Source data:
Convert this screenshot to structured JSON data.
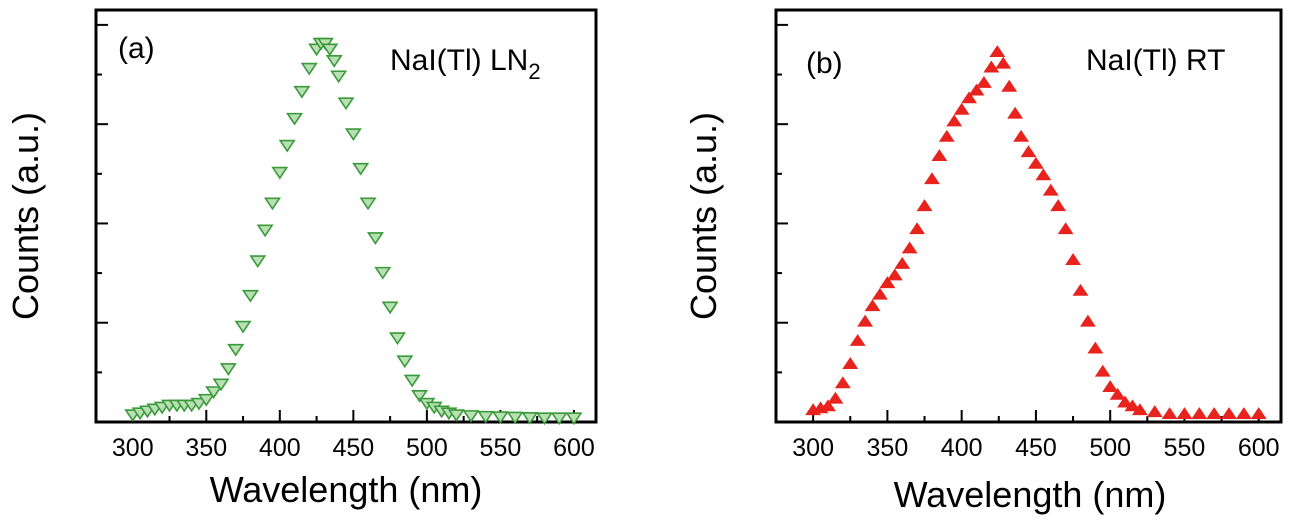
{
  "chart_data": [
    {
      "type": "scatter",
      "panel_label": "(a)",
      "title_main": "NaI(Tl) LN",
      "title_sub": "2",
      "xlabel": "Wavelength (nm)",
      "ylabel": "Counts (a.u.)",
      "xlim": [
        275,
        615
      ],
      "ylim": [
        0,
        1.07
      ],
      "xticks": [
        "300",
        "350",
        "400",
        "450",
        "500",
        "550",
        "600"
      ],
      "marker": "down-triangle",
      "color": "#3a9a3a",
      "points": [
        [
          300,
          0.02
        ],
        [
          305,
          0.025
        ],
        [
          310,
          0.03
        ],
        [
          315,
          0.035
        ],
        [
          320,
          0.04
        ],
        [
          325,
          0.045
        ],
        [
          330,
          0.045
        ],
        [
          335,
          0.045
        ],
        [
          340,
          0.045
        ],
        [
          345,
          0.05
        ],
        [
          350,
          0.06
        ],
        [
          355,
          0.08
        ],
        [
          360,
          0.1
        ],
        [
          365,
          0.14
        ],
        [
          370,
          0.19
        ],
        [
          375,
          0.25
        ],
        [
          380,
          0.33
        ],
        [
          385,
          0.42
        ],
        [
          390,
          0.5
        ],
        [
          395,
          0.57
        ],
        [
          400,
          0.65
        ],
        [
          405,
          0.72
        ],
        [
          410,
          0.79
        ],
        [
          415,
          0.86
        ],
        [
          420,
          0.92
        ],
        [
          425,
          0.97
        ],
        [
          428,
          0.985
        ],
        [
          431,
          0.985
        ],
        [
          434,
          0.97
        ],
        [
          437,
          0.94
        ],
        [
          440,
          0.9
        ],
        [
          445,
          0.83
        ],
        [
          450,
          0.75
        ],
        [
          455,
          0.66
        ],
        [
          460,
          0.57
        ],
        [
          465,
          0.48
        ],
        [
          470,
          0.39
        ],
        [
          475,
          0.3
        ],
        [
          480,
          0.22
        ],
        [
          485,
          0.16
        ],
        [
          490,
          0.11
        ],
        [
          495,
          0.07
        ],
        [
          500,
          0.05
        ],
        [
          505,
          0.04
        ],
        [
          510,
          0.03
        ],
        [
          515,
          0.025
        ],
        [
          520,
          0.02
        ],
        [
          530,
          0.018
        ],
        [
          540,
          0.016
        ],
        [
          550,
          0.015
        ],
        [
          560,
          0.014
        ],
        [
          570,
          0.013
        ],
        [
          580,
          0.012
        ],
        [
          590,
          0.012
        ],
        [
          600,
          0.012
        ]
      ]
    },
    {
      "type": "scatter",
      "panel_label": "(b)",
      "title_main": "NaI(Tl) RT",
      "title_sub": "",
      "xlabel": "Wavelength (nm)",
      "ylabel": "Counts (a.u.)",
      "xlim": [
        275,
        615
      ],
      "ylim": [
        0,
        1.07
      ],
      "xticks": [
        "300",
        "350",
        "400",
        "450",
        "500",
        "550",
        "600"
      ],
      "marker": "up-triangle",
      "color": "#e8231d",
      "points": [
        [
          300,
          0.03
        ],
        [
          305,
          0.035
        ],
        [
          310,
          0.04
        ],
        [
          315,
          0.06
        ],
        [
          320,
          0.1
        ],
        [
          325,
          0.15
        ],
        [
          330,
          0.21
        ],
        [
          335,
          0.26
        ],
        [
          340,
          0.3
        ],
        [
          345,
          0.33
        ],
        [
          350,
          0.36
        ],
        [
          355,
          0.38
        ],
        [
          360,
          0.41
        ],
        [
          365,
          0.45
        ],
        [
          370,
          0.5
        ],
        [
          375,
          0.56
        ],
        [
          380,
          0.63
        ],
        [
          385,
          0.69
        ],
        [
          390,
          0.74
        ],
        [
          395,
          0.78
        ],
        [
          400,
          0.81
        ],
        [
          405,
          0.84
        ],
        [
          410,
          0.86
        ],
        [
          415,
          0.88
        ],
        [
          420,
          0.92
        ],
        [
          424,
          0.96
        ],
        [
          428,
          0.93
        ],
        [
          432,
          0.87
        ],
        [
          436,
          0.8
        ],
        [
          440,
          0.74
        ],
        [
          445,
          0.7
        ],
        [
          450,
          0.67
        ],
        [
          455,
          0.64
        ],
        [
          460,
          0.6
        ],
        [
          465,
          0.56
        ],
        [
          470,
          0.5
        ],
        [
          475,
          0.42
        ],
        [
          480,
          0.34
        ],
        [
          485,
          0.26
        ],
        [
          490,
          0.19
        ],
        [
          495,
          0.13
        ],
        [
          500,
          0.09
        ],
        [
          505,
          0.07
        ],
        [
          510,
          0.05
        ],
        [
          515,
          0.04
        ],
        [
          520,
          0.03
        ],
        [
          530,
          0.025
        ],
        [
          540,
          0.02
        ],
        [
          550,
          0.02
        ],
        [
          560,
          0.02
        ],
        [
          570,
          0.02
        ],
        [
          580,
          0.02
        ],
        [
          590,
          0.02
        ],
        [
          600,
          0.02
        ]
      ]
    }
  ]
}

◆ **INSTRUCTIONS TO FOLLOW**: Copy all the data exactly as written, but skip any picture.

◆ **EXPECTED ANSWER**:
Convert this screenshot to structured JSON data.
{
  "chart_data": [
    {
      "type": "scatter",
      "panel_label": "(a)",
      "title_main": "NaI(Tl) LN",
      "title_sub": "2",
      "xlabel": "Wavelength (nm)",
      "ylabel": "Counts (a.u.)",
      "xlim": [
        275,
        615
      ],
      "ylim": [
        0,
        1.07
      ],
      "xticks": [
        "300",
        "350",
        "400",
        "450",
        "500",
        "550",
        "600"
      ],
      "marker": "down-triangle",
      "color": "#3a9a3a",
      "points": [
        [
          300,
          0.02
        ],
        [
          305,
          0.025
        ],
        [
          310,
          0.03
        ],
        [
          315,
          0.035
        ],
        [
          320,
          0.04
        ],
        [
          325,
          0.045
        ],
        [
          330,
          0.045
        ],
        [
          335,
          0.045
        ],
        [
          340,
          0.045
        ],
        [
          345,
          0.05
        ],
        [
          350,
          0.06
        ],
        [
          355,
          0.08
        ],
        [
          360,
          0.1
        ],
        [
          365,
          0.14
        ],
        [
          370,
          0.19
        ],
        [
          375,
          0.25
        ],
        [
          380,
          0.33
        ],
        [
          385,
          0.42
        ],
        [
          390,
          0.5
        ],
        [
          395,
          0.57
        ],
        [
          400,
          0.65
        ],
        [
          405,
          0.72
        ],
        [
          410,
          0.79
        ],
        [
          415,
          0.86
        ],
        [
          420,
          0.92
        ],
        [
          425,
          0.97
        ],
        [
          428,
          0.985
        ],
        [
          431,
          0.985
        ],
        [
          434,
          0.97
        ],
        [
          437,
          0.94
        ],
        [
          440,
          0.9
        ],
        [
          445,
          0.83
        ],
        [
          450,
          0.75
        ],
        [
          455,
          0.66
        ],
        [
          460,
          0.57
        ],
        [
          465,
          0.48
        ],
        [
          470,
          0.39
        ],
        [
          475,
          0.3
        ],
        [
          480,
          0.22
        ],
        [
          485,
          0.16
        ],
        [
          490,
          0.11
        ],
        [
          495,
          0.07
        ],
        [
          500,
          0.05
        ],
        [
          505,
          0.04
        ],
        [
          510,
          0.03
        ],
        [
          515,
          0.025
        ],
        [
          520,
          0.02
        ],
        [
          530,
          0.018
        ],
        [
          540,
          0.016
        ],
        [
          550,
          0.015
        ],
        [
          560,
          0.014
        ],
        [
          570,
          0.013
        ],
        [
          580,
          0.012
        ],
        [
          590,
          0.012
        ],
        [
          600,
          0.012
        ]
      ]
    },
    {
      "type": "scatter",
      "panel_label": "(b)",
      "title_main": "NaI(Tl) RT",
      "title_sub": "",
      "xlabel": "Wavelength (nm)",
      "ylabel": "Counts (a.u.)",
      "xlim": [
        275,
        615
      ],
      "ylim": [
        0,
        1.07
      ],
      "xticks": [
        "300",
        "350",
        "400",
        "450",
        "500",
        "550",
        "600"
      ],
      "marker": "up-triangle",
      "color": "#e8231d",
      "points": [
        [
          300,
          0.03
        ],
        [
          305,
          0.035
        ],
        [
          310,
          0.04
        ],
        [
          315,
          0.06
        ],
        [
          320,
          0.1
        ],
        [
          325,
          0.15
        ],
        [
          330,
          0.21
        ],
        [
          335,
          0.26
        ],
        [
          340,
          0.3
        ],
        [
          345,
          0.33
        ],
        [
          350,
          0.36
        ],
        [
          355,
          0.38
        ],
        [
          360,
          0.41
        ],
        [
          365,
          0.45
        ],
        [
          370,
          0.5
        ],
        [
          375,
          0.56
        ],
        [
          380,
          0.63
        ],
        [
          385,
          0.69
        ],
        [
          390,
          0.74
        ],
        [
          395,
          0.78
        ],
        [
          400,
          0.81
        ],
        [
          405,
          0.84
        ],
        [
          410,
          0.86
        ],
        [
          415,
          0.88
        ],
        [
          420,
          0.92
        ],
        [
          424,
          0.96
        ],
        [
          428,
          0.93
        ],
        [
          432,
          0.87
        ],
        [
          436,
          0.8
        ],
        [
          440,
          0.74
        ],
        [
          445,
          0.7
        ],
        [
          450,
          0.67
        ],
        [
          455,
          0.64
        ],
        [
          460,
          0.6
        ],
        [
          465,
          0.56
        ],
        [
          470,
          0.5
        ],
        [
          475,
          0.42
        ],
        [
          480,
          0.34
        ],
        [
          485,
          0.26
        ],
        [
          490,
          0.19
        ],
        [
          495,
          0.13
        ],
        [
          500,
          0.09
        ],
        [
          505,
          0.07
        ],
        [
          510,
          0.05
        ],
        [
          515,
          0.04
        ],
        [
          520,
          0.03
        ],
        [
          530,
          0.025
        ],
        [
          540,
          0.02
        ],
        [
          550,
          0.02
        ],
        [
          560,
          0.02
        ],
        [
          570,
          0.02
        ],
        [
          580,
          0.02
        ],
        [
          590,
          0.02
        ],
        [
          600,
          0.02
        ]
      ]
    }
  ]
}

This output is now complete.